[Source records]
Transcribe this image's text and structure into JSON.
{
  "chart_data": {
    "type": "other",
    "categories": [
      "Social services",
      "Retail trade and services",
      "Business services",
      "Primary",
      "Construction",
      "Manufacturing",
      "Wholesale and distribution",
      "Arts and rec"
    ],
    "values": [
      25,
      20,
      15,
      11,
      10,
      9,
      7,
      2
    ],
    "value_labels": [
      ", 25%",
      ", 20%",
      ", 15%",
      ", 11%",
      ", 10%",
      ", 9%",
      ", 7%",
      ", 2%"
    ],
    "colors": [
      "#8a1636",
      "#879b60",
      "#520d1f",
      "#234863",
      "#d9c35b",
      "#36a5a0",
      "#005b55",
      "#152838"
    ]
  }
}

## Work to do
Quote the data above in full, changing nothing.

## Task answer
Transcribe this image's text and structure into JSON.
{
  "chart_data": {
    "type": "other",
    "categories": [
      "Social services",
      "Retail trade and services",
      "Business services",
      "Primary",
      "Construction",
      "Manufacturing",
      "Wholesale and distribution",
      "Arts and rec"
    ],
    "values": [
      25,
      20,
      15,
      11,
      10,
      9,
      7,
      2
    ],
    "value_labels": [
      ", 25%",
      ", 20%",
      ", 15%",
      ", 11%",
      ", 10%",
      ", 9%",
      ", 7%",
      ", 2%"
    ],
    "colors": [
      "#8a1636",
      "#879b60",
      "#520d1f",
      "#234863",
      "#d9c35b",
      "#36a5a0",
      "#005b55",
      "#152838"
    ]
  }
}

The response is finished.